Exercise goal
Make an exact copy of the records, with the pictures left out.

Data shown
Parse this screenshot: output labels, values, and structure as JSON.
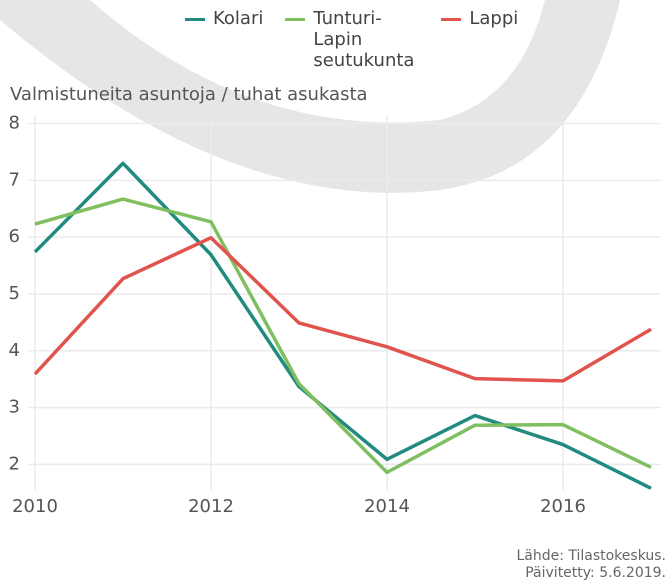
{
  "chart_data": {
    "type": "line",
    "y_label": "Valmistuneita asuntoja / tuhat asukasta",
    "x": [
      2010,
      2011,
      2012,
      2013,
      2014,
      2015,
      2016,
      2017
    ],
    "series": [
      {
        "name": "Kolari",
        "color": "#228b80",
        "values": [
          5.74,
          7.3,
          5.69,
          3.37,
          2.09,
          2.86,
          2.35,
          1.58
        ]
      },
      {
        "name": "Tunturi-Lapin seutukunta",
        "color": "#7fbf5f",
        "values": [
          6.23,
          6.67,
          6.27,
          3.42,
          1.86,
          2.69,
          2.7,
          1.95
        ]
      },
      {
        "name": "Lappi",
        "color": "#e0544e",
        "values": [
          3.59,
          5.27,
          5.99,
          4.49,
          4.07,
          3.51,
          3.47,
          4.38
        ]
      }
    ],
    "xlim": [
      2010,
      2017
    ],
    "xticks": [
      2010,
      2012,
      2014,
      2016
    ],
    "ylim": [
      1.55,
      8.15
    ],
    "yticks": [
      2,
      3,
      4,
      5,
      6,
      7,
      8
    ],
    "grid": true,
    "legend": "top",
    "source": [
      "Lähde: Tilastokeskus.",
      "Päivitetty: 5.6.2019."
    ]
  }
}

Answer below
Parse this screenshot: output labels, values, and structure as JSON.
{
  "chart_data": {
    "type": "line",
    "y_label": "Valmistuneita asuntoja / tuhat asukasta",
    "x": [
      2010,
      2011,
      2012,
      2013,
      2014,
      2015,
      2016,
      2017
    ],
    "series": [
      {
        "name": "Kolari",
        "color": "#228b80",
        "values": [
          5.74,
          7.3,
          5.69,
          3.37,
          2.09,
          2.86,
          2.35,
          1.58
        ]
      },
      {
        "name": "Tunturi-Lapin seutukunta",
        "color": "#7fbf5f",
        "values": [
          6.23,
          6.67,
          6.27,
          3.42,
          1.86,
          2.69,
          2.7,
          1.95
        ]
      },
      {
        "name": "Lappi",
        "color": "#e0544e",
        "values": [
          3.59,
          5.27,
          5.99,
          4.49,
          4.07,
          3.51,
          3.47,
          4.38
        ]
      }
    ],
    "xlim": [
      2010,
      2017
    ],
    "xticks": [
      2010,
      2012,
      2014,
      2016
    ],
    "ylim": [
      1.55,
      8.15
    ],
    "yticks": [
      2,
      3,
      4,
      5,
      6,
      7,
      8
    ],
    "grid": true,
    "legend": "top",
    "source": [
      "Lähde: Tilastokeskus.",
      "Päivitetty: 5.6.2019."
    ]
  }
}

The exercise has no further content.